■ What you need to do ■
Pictures stay out of your copy, but everything else in the records below must be repeated exactly.

■ Supplied entries ■
--

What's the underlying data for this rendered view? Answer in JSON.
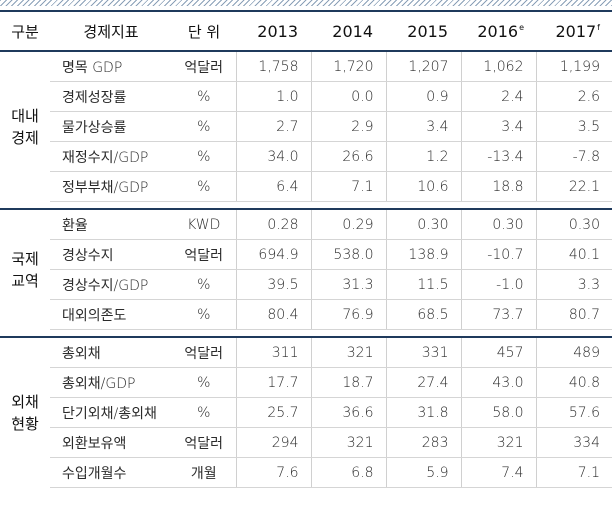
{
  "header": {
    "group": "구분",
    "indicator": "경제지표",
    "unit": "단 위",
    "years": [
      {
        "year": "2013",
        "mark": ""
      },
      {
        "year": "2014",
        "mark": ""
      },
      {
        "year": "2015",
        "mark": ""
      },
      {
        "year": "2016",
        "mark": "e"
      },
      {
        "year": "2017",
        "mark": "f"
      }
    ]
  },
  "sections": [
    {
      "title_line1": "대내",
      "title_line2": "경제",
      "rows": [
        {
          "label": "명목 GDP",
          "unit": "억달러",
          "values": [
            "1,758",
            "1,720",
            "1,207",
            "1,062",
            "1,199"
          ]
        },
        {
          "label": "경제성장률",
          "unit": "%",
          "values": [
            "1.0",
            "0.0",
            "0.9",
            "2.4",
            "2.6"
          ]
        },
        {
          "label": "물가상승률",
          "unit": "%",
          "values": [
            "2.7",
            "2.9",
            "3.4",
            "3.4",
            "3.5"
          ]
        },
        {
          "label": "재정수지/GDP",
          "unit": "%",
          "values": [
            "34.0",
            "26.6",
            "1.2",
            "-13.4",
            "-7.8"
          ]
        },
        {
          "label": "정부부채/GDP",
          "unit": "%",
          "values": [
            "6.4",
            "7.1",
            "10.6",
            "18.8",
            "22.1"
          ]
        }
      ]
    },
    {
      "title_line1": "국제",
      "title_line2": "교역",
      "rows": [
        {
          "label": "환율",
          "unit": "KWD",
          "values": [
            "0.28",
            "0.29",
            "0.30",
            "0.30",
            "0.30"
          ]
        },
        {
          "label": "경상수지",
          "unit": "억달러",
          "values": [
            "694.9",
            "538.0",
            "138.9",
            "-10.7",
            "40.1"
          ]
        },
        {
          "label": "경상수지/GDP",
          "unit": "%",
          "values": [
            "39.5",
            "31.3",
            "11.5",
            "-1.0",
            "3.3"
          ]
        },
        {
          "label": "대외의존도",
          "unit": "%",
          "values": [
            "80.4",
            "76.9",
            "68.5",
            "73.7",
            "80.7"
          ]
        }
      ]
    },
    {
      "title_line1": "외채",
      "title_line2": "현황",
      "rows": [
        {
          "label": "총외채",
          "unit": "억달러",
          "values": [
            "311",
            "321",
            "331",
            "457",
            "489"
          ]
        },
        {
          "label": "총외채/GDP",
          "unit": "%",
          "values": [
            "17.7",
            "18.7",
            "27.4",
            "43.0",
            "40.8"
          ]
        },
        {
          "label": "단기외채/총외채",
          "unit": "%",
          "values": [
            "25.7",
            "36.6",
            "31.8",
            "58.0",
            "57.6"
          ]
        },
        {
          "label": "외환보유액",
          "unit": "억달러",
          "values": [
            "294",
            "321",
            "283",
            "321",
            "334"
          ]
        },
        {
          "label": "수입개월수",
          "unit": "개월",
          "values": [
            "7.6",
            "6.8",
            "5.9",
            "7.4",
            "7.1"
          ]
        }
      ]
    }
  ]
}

--

■ Solution to the exercise ■
What's the underlying data for this rendered view? Answer in JSON.
{
  "header": {
    "group": "구분",
    "indicator": "경제지표",
    "unit": "단 위",
    "years": [
      {
        "year": "2013",
        "mark": ""
      },
      {
        "year": "2014",
        "mark": ""
      },
      {
        "year": "2015",
        "mark": ""
      },
      {
        "year": "2016",
        "mark": "e"
      },
      {
        "year": "2017",
        "mark": "f"
      }
    ]
  },
  "sections": [
    {
      "title_line1": "대내",
      "title_line2": "경제",
      "rows": [
        {
          "label": "명목 GDP",
          "unit": "억달러",
          "values": [
            "1,758",
            "1,720",
            "1,207",
            "1,062",
            "1,199"
          ]
        },
        {
          "label": "경제성장률",
          "unit": "%",
          "values": [
            "1.0",
            "0.0",
            "0.9",
            "2.4",
            "2.6"
          ]
        },
        {
          "label": "물가상승률",
          "unit": "%",
          "values": [
            "2.7",
            "2.9",
            "3.4",
            "3.4",
            "3.5"
          ]
        },
        {
          "label": "재정수지/GDP",
          "unit": "%",
          "values": [
            "34.0",
            "26.6",
            "1.2",
            "-13.4",
            "-7.8"
          ]
        },
        {
          "label": "정부부채/GDP",
          "unit": "%",
          "values": [
            "6.4",
            "7.1",
            "10.6",
            "18.8",
            "22.1"
          ]
        }
      ]
    },
    {
      "title_line1": "국제",
      "title_line2": "교역",
      "rows": [
        {
          "label": "환율",
          "unit": "KWD",
          "values": [
            "0.28",
            "0.29",
            "0.30",
            "0.30",
            "0.30"
          ]
        },
        {
          "label": "경상수지",
          "unit": "억달러",
          "values": [
            "694.9",
            "538.0",
            "138.9",
            "-10.7",
            "40.1"
          ]
        },
        {
          "label": "경상수지/GDP",
          "unit": "%",
          "values": [
            "39.5",
            "31.3",
            "11.5",
            "-1.0",
            "3.3"
          ]
        },
        {
          "label": "대외의존도",
          "unit": "%",
          "values": [
            "80.4",
            "76.9",
            "68.5",
            "73.7",
            "80.7"
          ]
        }
      ]
    },
    {
      "title_line1": "외채",
      "title_line2": "현황",
      "rows": [
        {
          "label": "총외채",
          "unit": "억달러",
          "values": [
            "311",
            "321",
            "331",
            "457",
            "489"
          ]
        },
        {
          "label": "총외채/GDP",
          "unit": "%",
          "values": [
            "17.7",
            "18.7",
            "27.4",
            "43.0",
            "40.8"
          ]
        },
        {
          "label": "단기외채/총외채",
          "unit": "%",
          "values": [
            "25.7",
            "36.6",
            "31.8",
            "58.0",
            "57.6"
          ]
        },
        {
          "label": "외환보유액",
          "unit": "억달러",
          "values": [
            "294",
            "321",
            "283",
            "321",
            "334"
          ]
        },
        {
          "label": "수입개월수",
          "unit": "개월",
          "values": [
            "7.6",
            "6.8",
            "5.9",
            "7.4",
            "7.1"
          ]
        }
      ]
    }
  ]
}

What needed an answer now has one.